Wherever a line below holds the word "JSON", copy that line.

"""

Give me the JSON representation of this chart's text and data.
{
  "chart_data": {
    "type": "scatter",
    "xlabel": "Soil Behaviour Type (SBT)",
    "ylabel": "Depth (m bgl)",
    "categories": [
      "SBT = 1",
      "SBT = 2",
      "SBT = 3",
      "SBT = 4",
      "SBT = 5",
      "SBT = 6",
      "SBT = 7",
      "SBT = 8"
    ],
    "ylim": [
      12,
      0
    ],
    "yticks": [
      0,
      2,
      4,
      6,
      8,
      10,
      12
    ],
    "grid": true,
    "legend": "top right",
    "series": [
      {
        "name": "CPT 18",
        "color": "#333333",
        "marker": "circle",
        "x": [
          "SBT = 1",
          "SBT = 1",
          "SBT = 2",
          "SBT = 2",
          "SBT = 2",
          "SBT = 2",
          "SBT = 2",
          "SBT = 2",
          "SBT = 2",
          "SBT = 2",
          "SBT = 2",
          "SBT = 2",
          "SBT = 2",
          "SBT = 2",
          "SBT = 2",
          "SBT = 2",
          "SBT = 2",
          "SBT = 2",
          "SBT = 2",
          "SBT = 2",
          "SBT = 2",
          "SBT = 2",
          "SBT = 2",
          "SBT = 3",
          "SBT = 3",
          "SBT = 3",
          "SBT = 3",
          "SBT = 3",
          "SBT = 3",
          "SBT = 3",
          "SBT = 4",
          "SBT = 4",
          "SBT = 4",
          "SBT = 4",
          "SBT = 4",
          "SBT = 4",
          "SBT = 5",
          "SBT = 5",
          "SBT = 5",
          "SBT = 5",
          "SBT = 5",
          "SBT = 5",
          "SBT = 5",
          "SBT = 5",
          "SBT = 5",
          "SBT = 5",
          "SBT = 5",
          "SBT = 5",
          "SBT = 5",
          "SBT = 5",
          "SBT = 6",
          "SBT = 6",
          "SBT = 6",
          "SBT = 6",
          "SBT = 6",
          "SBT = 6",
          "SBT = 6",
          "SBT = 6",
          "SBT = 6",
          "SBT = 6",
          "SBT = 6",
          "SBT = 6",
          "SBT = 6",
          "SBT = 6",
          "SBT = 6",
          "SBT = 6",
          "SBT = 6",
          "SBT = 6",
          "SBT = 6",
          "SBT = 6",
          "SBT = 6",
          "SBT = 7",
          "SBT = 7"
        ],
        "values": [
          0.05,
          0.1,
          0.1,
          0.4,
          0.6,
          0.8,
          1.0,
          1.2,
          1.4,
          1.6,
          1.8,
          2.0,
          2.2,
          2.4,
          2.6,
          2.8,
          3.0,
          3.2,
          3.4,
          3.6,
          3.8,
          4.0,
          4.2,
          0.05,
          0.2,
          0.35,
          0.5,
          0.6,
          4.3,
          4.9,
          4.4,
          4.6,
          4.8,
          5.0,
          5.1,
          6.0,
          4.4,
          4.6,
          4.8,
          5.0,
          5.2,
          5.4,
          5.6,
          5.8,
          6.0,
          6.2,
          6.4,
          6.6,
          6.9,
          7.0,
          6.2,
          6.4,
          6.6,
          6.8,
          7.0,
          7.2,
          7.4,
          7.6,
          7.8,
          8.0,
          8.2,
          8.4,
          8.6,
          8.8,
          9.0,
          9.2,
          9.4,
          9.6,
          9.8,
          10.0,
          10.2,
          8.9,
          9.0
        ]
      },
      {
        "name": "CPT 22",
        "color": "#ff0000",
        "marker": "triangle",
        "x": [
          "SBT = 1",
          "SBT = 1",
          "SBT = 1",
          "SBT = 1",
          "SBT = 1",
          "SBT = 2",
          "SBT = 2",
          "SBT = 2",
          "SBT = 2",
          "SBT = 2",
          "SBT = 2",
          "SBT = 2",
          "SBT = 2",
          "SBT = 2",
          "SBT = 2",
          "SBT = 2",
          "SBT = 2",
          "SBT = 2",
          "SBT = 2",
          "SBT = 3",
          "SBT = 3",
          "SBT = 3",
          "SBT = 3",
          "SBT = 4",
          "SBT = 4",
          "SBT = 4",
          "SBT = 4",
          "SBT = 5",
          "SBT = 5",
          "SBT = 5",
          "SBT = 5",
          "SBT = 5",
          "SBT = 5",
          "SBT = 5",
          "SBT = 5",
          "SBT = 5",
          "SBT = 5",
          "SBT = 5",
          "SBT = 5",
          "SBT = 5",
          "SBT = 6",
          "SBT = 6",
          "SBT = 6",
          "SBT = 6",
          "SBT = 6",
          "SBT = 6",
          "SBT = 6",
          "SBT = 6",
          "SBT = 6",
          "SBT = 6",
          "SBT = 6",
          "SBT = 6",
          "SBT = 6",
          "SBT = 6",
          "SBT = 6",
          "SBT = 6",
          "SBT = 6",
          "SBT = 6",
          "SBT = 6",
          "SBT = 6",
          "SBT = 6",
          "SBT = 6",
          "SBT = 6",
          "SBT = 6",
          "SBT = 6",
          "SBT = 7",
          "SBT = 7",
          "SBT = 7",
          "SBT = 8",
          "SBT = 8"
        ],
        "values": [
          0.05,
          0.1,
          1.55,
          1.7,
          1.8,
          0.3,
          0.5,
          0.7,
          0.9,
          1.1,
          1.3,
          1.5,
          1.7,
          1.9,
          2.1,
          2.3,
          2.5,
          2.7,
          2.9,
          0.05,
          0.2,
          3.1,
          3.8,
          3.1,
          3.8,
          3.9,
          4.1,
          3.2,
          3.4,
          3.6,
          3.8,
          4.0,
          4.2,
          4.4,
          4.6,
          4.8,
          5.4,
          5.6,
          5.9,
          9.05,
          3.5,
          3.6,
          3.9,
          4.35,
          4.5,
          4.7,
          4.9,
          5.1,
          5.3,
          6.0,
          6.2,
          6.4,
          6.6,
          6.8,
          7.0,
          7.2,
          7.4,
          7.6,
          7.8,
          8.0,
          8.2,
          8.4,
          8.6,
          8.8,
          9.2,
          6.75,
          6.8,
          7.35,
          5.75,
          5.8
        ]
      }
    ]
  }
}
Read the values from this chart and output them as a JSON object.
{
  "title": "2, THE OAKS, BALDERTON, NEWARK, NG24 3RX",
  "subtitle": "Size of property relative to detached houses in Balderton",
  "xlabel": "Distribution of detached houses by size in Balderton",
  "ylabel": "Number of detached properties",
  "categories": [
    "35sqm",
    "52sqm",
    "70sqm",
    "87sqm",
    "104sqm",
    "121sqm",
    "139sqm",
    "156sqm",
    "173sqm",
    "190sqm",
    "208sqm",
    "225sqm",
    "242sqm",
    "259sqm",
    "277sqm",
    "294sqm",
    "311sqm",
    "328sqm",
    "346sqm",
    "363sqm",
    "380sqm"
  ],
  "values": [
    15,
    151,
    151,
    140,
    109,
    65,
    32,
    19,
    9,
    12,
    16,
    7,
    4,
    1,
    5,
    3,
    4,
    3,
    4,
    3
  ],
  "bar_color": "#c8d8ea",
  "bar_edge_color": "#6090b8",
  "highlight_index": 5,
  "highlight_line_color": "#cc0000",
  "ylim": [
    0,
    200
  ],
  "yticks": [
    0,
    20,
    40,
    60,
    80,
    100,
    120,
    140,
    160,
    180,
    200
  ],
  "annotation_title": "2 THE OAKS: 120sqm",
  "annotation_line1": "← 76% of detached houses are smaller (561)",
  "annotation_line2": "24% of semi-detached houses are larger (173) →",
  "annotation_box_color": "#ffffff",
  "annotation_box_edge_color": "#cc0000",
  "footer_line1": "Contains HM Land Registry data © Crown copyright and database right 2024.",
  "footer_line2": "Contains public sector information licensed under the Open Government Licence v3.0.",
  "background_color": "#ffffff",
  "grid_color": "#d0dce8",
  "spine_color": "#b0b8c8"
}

"""

* **Answer to this problem**:
Give me the JSON representation of this chart's text and data.
Read the values from this chart and output them as a JSON object.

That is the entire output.